Written task 1: In the scripture-reading text, what do several members do instead of reading the words themselves?

Day in and day out, millions of Mormons read their scriptures. This could be the Old Testament, the New Testament, the Book of Mormon, the Doctrine & Covenants, or the Pearl of Great Price. It could be the words of modern-day prophets, as well. Some of us read by topic, others straight through. Several members listen on tape. Some of us use study manuals, or attend discussion groups. Some of us read for a set amount of time, others for a set number of verses. There are almost as many approaches as there are readers.
But we all inch along, or try to. However, today I’m going to suggest you slam on the brakes and pull out of the race. Stop pedaling, jogging, or whatever else you’re doing as you flip through the pages. Forget linear progress, deadlines, and sticker charts.
Instead, immerse yourself in a cooling waterfall. Soak in a relaxing hot tub. Smell the roses. Linger and luxuriate. No, I’m not suggesting you visit a spa or make an aftershave commercial. Those images are what you can experience by simply choosing a glorious section of scripture and then staying there.

Rows excerpted from a collection:
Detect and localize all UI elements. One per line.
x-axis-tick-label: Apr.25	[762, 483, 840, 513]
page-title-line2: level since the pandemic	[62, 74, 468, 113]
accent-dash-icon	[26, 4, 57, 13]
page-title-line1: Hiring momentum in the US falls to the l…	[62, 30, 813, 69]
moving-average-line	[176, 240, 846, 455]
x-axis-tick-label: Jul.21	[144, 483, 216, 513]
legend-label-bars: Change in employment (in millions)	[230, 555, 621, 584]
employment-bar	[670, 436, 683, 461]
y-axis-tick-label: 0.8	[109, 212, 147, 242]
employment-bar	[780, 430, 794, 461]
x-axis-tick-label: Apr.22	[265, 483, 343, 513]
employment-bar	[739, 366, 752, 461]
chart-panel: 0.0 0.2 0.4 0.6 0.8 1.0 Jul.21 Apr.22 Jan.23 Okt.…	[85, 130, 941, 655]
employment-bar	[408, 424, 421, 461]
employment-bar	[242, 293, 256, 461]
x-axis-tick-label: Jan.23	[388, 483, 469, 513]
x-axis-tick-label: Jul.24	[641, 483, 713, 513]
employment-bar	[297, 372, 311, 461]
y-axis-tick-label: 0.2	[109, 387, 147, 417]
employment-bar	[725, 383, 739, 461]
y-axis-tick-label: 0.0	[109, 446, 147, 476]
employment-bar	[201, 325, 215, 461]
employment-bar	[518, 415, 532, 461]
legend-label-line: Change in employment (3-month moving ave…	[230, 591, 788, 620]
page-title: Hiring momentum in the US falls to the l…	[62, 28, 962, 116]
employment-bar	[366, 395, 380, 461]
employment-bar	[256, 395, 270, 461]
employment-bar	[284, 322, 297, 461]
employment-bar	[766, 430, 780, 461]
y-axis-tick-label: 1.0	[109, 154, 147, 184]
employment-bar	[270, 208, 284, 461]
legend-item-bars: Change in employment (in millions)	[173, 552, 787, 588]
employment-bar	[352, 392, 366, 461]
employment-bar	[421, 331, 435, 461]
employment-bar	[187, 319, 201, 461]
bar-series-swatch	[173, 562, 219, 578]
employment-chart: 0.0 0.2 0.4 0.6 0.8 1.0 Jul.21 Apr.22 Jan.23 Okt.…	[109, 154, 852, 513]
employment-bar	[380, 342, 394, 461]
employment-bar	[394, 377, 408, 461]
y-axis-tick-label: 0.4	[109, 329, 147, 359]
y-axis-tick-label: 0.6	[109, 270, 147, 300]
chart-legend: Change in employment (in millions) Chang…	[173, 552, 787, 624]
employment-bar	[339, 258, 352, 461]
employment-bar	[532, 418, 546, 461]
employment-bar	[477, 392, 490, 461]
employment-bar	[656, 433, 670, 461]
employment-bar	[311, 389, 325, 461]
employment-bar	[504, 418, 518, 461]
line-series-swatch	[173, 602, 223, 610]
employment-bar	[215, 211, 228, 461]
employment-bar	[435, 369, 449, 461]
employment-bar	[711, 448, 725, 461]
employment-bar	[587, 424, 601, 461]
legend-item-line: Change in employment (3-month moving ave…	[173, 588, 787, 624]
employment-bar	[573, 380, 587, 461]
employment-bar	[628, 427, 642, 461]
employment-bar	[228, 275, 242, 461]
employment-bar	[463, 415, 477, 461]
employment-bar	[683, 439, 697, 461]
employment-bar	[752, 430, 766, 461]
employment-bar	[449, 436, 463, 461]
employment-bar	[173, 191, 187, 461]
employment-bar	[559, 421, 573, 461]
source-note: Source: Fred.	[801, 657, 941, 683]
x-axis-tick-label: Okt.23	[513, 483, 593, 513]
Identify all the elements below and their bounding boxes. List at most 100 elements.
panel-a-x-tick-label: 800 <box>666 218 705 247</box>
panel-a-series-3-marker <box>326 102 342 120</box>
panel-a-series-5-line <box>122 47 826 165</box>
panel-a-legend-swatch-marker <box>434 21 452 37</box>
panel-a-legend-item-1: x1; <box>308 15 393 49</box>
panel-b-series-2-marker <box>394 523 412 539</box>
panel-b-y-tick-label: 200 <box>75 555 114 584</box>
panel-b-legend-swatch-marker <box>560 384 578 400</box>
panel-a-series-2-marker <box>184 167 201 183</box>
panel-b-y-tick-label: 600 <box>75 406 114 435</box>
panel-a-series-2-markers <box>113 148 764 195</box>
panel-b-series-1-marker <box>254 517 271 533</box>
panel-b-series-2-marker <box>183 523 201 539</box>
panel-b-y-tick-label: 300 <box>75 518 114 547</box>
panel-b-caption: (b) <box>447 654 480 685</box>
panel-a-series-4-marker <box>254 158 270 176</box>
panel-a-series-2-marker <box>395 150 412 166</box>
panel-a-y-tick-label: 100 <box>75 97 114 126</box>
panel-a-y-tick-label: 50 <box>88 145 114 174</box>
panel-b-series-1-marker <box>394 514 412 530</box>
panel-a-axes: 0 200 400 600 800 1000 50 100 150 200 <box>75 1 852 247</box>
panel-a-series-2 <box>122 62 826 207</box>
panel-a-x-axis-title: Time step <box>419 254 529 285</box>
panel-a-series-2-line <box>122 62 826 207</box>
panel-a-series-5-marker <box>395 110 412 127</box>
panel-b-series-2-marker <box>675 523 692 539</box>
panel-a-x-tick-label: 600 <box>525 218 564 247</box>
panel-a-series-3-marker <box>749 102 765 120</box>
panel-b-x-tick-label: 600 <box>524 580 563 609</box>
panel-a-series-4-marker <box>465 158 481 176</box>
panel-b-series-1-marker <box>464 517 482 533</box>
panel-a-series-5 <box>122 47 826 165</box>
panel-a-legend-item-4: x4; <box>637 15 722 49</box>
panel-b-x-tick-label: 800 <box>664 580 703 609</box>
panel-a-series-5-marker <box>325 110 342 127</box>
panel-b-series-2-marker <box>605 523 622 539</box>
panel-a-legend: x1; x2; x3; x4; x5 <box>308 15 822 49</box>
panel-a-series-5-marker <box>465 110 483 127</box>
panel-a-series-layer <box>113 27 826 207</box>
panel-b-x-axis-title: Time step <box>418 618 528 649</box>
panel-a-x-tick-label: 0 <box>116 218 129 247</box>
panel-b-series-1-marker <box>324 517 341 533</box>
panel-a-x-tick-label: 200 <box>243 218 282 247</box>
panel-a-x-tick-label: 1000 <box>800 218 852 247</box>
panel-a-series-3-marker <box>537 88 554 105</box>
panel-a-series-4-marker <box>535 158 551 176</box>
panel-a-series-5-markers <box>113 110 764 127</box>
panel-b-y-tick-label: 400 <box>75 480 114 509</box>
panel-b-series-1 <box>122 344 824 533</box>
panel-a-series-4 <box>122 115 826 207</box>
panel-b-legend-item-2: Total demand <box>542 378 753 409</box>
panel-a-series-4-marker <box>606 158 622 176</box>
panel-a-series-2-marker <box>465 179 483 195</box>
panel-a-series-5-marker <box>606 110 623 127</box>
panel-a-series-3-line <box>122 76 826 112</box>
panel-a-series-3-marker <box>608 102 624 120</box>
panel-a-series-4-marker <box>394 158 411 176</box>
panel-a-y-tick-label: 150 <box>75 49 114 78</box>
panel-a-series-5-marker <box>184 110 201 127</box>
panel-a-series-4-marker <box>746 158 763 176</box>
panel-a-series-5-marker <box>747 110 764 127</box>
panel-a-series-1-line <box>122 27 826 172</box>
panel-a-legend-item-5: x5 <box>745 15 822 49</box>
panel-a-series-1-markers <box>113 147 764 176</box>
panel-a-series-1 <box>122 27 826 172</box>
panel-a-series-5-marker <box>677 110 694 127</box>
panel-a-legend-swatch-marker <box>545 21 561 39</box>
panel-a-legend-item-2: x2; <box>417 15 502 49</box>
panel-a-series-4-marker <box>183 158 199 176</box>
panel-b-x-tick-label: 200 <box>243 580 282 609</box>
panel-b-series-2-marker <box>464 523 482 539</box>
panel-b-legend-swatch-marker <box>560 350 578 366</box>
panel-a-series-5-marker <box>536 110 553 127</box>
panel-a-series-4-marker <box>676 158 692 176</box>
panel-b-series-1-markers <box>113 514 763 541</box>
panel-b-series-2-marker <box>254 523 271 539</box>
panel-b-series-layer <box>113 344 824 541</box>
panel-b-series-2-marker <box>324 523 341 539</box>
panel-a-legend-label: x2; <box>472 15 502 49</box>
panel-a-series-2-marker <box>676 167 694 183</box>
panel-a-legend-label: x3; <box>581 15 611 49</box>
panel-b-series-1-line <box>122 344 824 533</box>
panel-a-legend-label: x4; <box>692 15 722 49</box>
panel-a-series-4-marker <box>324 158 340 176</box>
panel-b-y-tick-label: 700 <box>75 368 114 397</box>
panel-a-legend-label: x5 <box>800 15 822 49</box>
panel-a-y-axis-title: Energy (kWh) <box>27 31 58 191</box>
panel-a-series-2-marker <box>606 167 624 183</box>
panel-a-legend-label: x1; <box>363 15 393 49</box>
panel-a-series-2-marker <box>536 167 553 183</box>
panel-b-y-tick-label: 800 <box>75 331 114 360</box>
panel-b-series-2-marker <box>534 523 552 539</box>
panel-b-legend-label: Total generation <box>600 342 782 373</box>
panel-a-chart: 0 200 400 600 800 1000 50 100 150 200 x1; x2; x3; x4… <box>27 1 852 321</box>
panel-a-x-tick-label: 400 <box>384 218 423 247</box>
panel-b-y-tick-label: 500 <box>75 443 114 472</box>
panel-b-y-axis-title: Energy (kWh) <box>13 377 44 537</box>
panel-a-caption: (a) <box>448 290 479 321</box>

Written task 2: Write out the rows, starting with the first row and ending with the line holding "392, 366, 461]", both included.

Task answer 1: Several members listen on tape.

Task answer 2:
Detect and localize all UI elements. One per line.
x-axis-tick-label: Apr.25	[762, 483, 840, 513]
page-title-line2: level since the pandemic	[62, 74, 468, 113]
accent-dash-icon	[26, 4, 57, 13]
page-title-line1: Hiring momentum in the US falls to the l…	[62, 30, 813, 69]
moving-average-line	[176, 240, 846, 455]
x-axis-tick-label: Jul.21	[144, 483, 216, 513]
legend-label-bars: Change in employment (in millions)	[230, 555, 621, 584]
employment-bar	[670, 436, 683, 461]
y-axis-tick-label: 0.8	[109, 212, 147, 242]
employment-bar	[780, 430, 794, 461]
x-axis-tick-label: Apr.22	[265, 483, 343, 513]
employment-bar	[739, 366, 752, 461]
chart-panel: 0.0 0.2 0.4 0.6 0.8 1.0 Jul.21 Apr.22 Jan.23 Okt.…	[85, 130, 941, 655]
employment-bar	[408, 424, 421, 461]
employment-bar	[242, 293, 256, 461]
x-axis-tick-label: Jan.23	[388, 483, 469, 513]
x-axis-tick-label: Jul.24	[641, 483, 713, 513]
employment-bar	[297, 372, 311, 461]
y-axis-tick-label: 0.2	[109, 387, 147, 417]
employment-bar	[725, 383, 739, 461]
y-axis-tick-label: 0.0	[109, 446, 147, 476]
employment-bar	[201, 325, 215, 461]
employment-bar	[518, 415, 532, 461]
legend-label-line: Change in employment (3-month moving ave…	[230, 591, 788, 620]
page-title: Hiring momentum in the US falls to the l…	[62, 28, 962, 116]
employment-bar	[366, 395, 380, 461]
employment-bar	[256, 395, 270, 461]
employment-bar	[284, 322, 297, 461]
employment-bar	[766, 430, 780, 461]
y-axis-tick-label: 1.0	[109, 154, 147, 184]
employment-bar	[270, 208, 284, 461]
legend-item-bars: Change in employment (in millions)	[173, 552, 787, 588]
employment-bar	[352, 392, 366, 461]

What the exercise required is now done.